Dopo le decisioni di ieri dell'ufficio di presidenza del Pdl, con tre finiani deferiti ai probiviri e un durissimo documento contro il presidente della Camera e i suoi sostenitori, oggi è la giornata della risposta di Gianfranco Fini. E' attesa una conferenza stampa alle 15, mentre i finiani del Pdl si preparano a costituire gruppi autonomi nei due rami del Parlamento. Ancora incerta l'entità delle due nuove componenti parlamentari. Secondo le prime ricostruzioni del Sole 24 Ore, i finiani potrebbero essere 34 alla Camera e 10-14 al Senato. L'opposizione chiede che il premier Berlusconi riferisca in Parlamento. Il Pdl risponde: no, è solo dialettica interna. Per il nome del nuovo gruppo dei finiani la scelta sarebbe ricaduta su Futuro e libertà per l'Italia. Intanto Berlusconi ha incontrato Umberto Bossi ed escluso cambi nella squadra di governo.

La giornata di ieri fino all'affondo di Berlusconi: Fini lasci la presidenza della Camera

«Le posizioni dell'on. Fini sono assolutamente incompatibili con i principi ispiratori del Popolo della Libertà, con gli impegni assunti con gli elettori e con l'attività politica» del partito. Lo dice il documento approvato dall'ufficio di presidenza del Pdl, nel quale si precisa che a fronte di tali comportamenti «viene meno anche la fiducia del Pdl nei confronti del ruolo di garanzia di Presidente della Camera». L'ufficio condivide la decisione del comitato di coordinamento di deferire ai probiviri gli onorevoli Italo Bocchino, Fabio Granata e Carmelo Briguglio.

◆ **MATERIALE RACCOLTO**:
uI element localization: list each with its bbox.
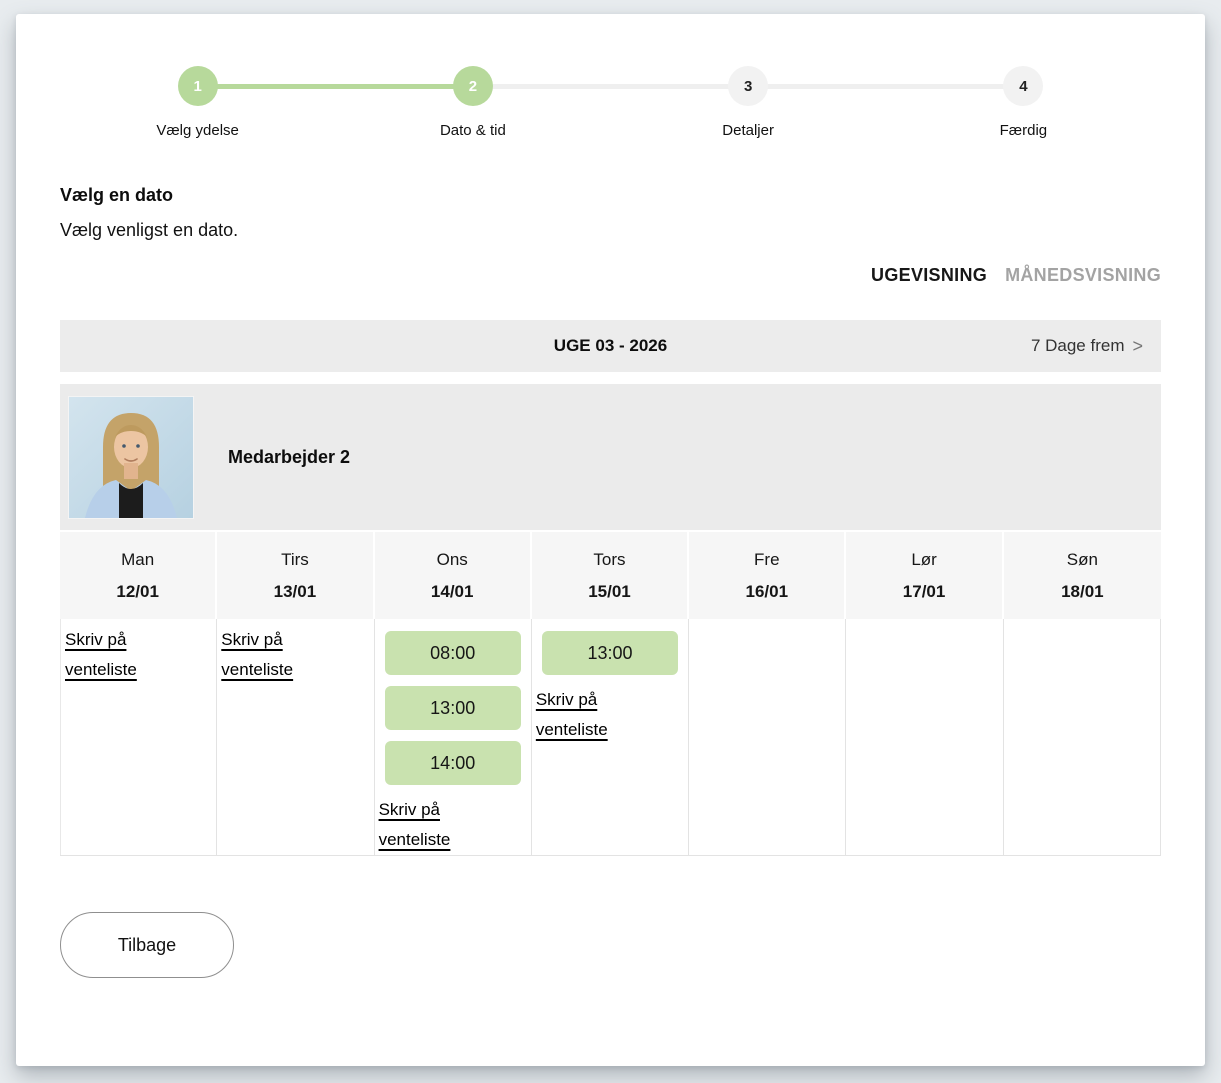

◆ **COMPITO RICHIESTO A**: Stabilisci se le affermazioni (i), (ii) e (iii) concordano con il brano estratto. Per ciascuna rispondi sì o no e cita alla lettera le parole del brano che lo dimostrano. (i) I finiani alla Camera potrebbero essere 34. (ii) Berlusconi ha annunciato cambi nella squadra di governo. (iii) Fabio Granata è tra gli onorevoli deferiti ai probiviri.
◆ **COMPITO RICHIESTO B**: Secondo il brano estratto, a che ora è attesa la conferenza stampa?
Il materiale raccolto non è necessario.

◆ **RISPOSTA A**:
(i) Sì: «i finiani potrebbero essere 34 alla Camera e 10-14 al Senato».
(ii) No: «ed escluso cambi nella squadra di governo».
(iii) Sì: «deferire ai probiviri gli onorevoli Italo Bocchino, Fabio Granata e Carmelo Briguglio».

◆ **RISPOSTA B**: Alle 15.